# [Task directions]
Transcribe everything in the data word for word. Pictures are left out.

# [Extracted material]

========================================

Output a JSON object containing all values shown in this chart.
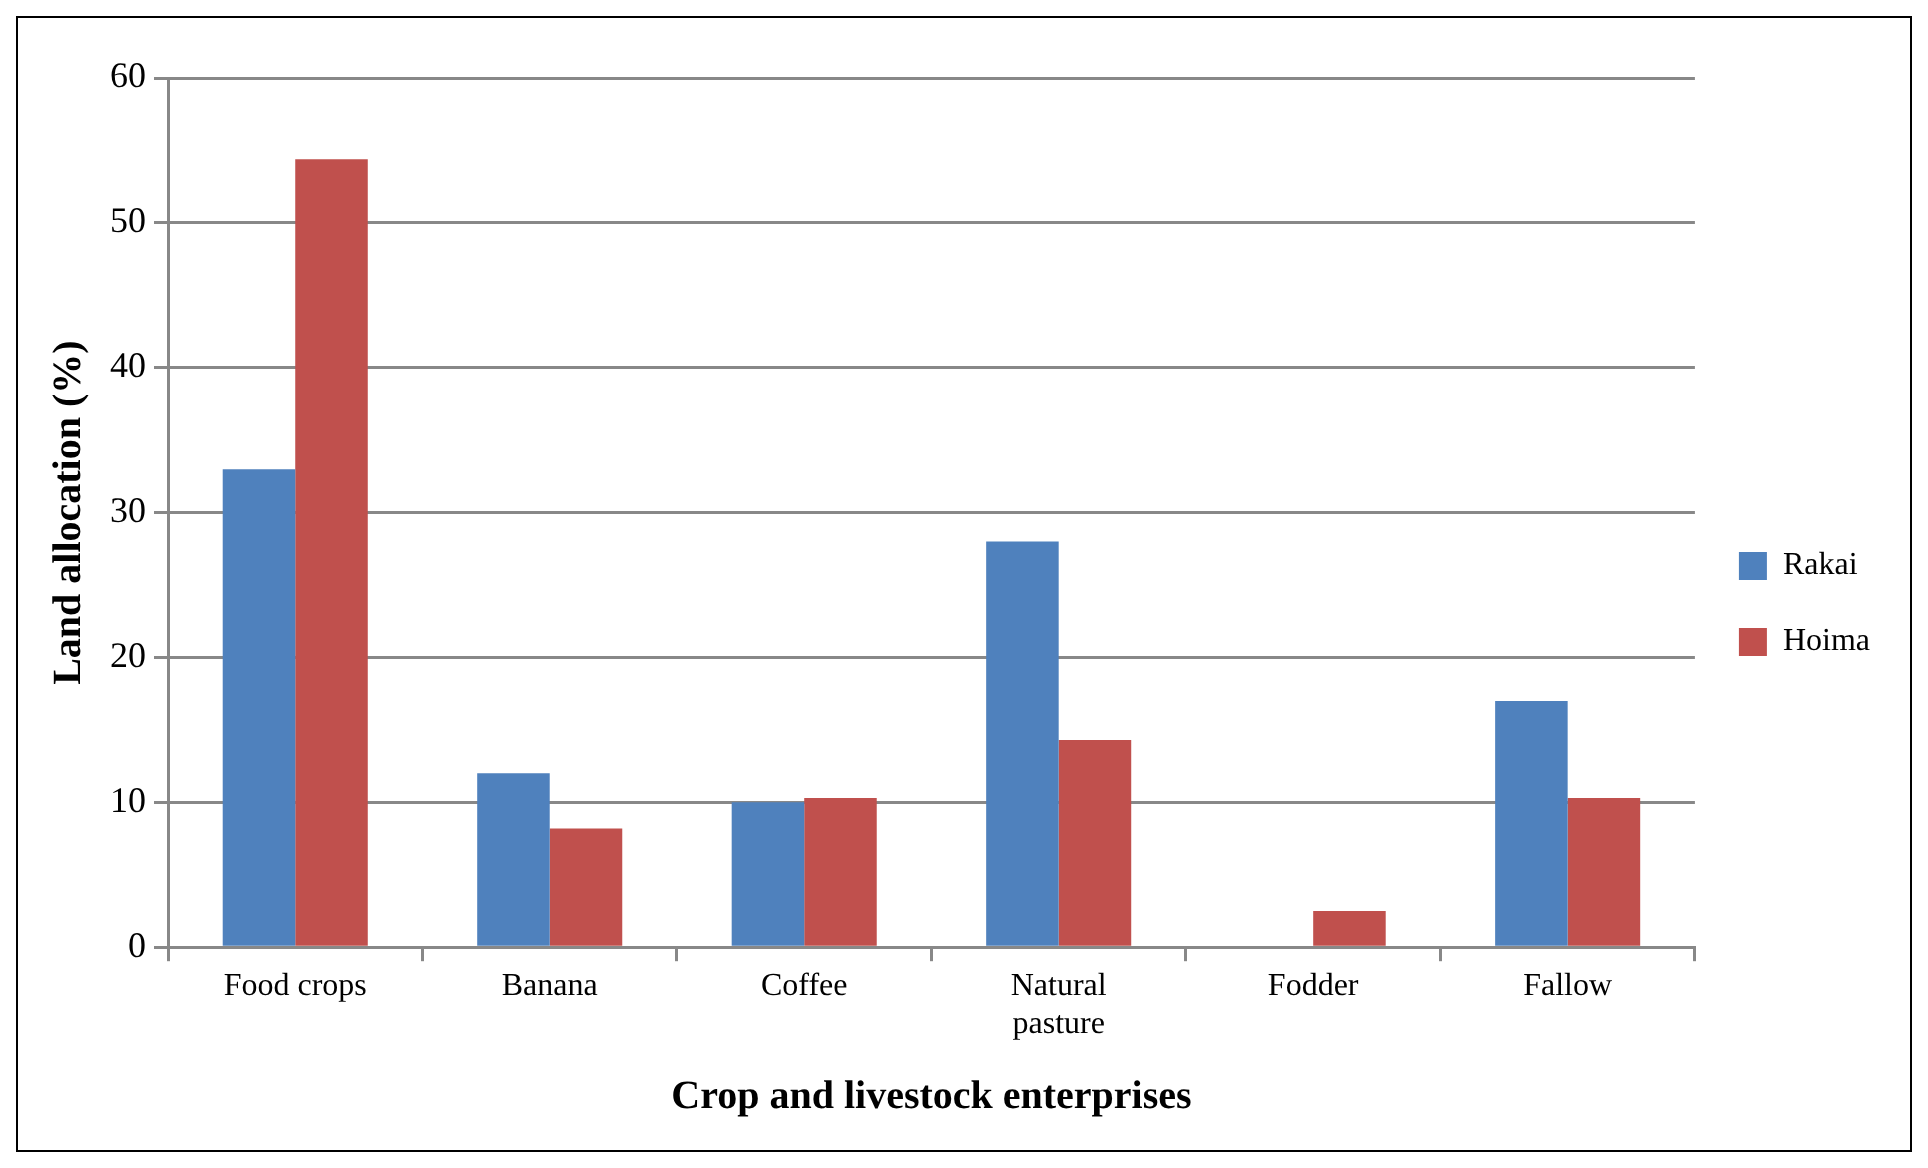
{
  "chart_data": {
    "type": "bar",
    "xlabel": "Crop and livestock enterprises",
    "ylabel": "Land allocation (%)",
    "categories": [
      "Food crops",
      "Banana",
      "Coffee",
      "Natural pasture",
      "Fodder",
      "Fallow"
    ],
    "series": [
      {
        "name": "Rakai",
        "color": "#4f81bd",
        "values": [
          33,
          12,
          10,
          28,
          0,
          17
        ]
      },
      {
        "name": "Hoima",
        "color": "#c0504d",
        "values": [
          54.4,
          8.2,
          10.3,
          14.3,
          2.5,
          10.3
        ]
      }
    ],
    "ylim": [
      0,
      60
    ],
    "yticks": [
      0,
      10,
      20,
      30,
      40,
      50,
      60
    ],
    "grid": "y",
    "legend": "right"
  }
}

========================================

# [Solution for this task]
Output a JSON object containing all values shown in this chart.
{
  "chart_data": {
    "type": "bar",
    "xlabel": "Crop and livestock enterprises",
    "ylabel": "Land allocation (%)",
    "categories": [
      "Food crops",
      "Banana",
      "Coffee",
      "Natural pasture",
      "Fodder",
      "Fallow"
    ],
    "series": [
      {
        "name": "Rakai",
        "color": "#4f81bd",
        "values": [
          33,
          12,
          10,
          28,
          0,
          17
        ]
      },
      {
        "name": "Hoima",
        "color": "#c0504d",
        "values": [
          54.4,
          8.2,
          10.3,
          14.3,
          2.5,
          10.3
        ]
      }
    ],
    "ylim": [
      0,
      60
    ],
    "yticks": [
      0,
      10,
      20,
      30,
      40,
      50,
      60
    ],
    "grid": "y",
    "legend": "right"
  }
}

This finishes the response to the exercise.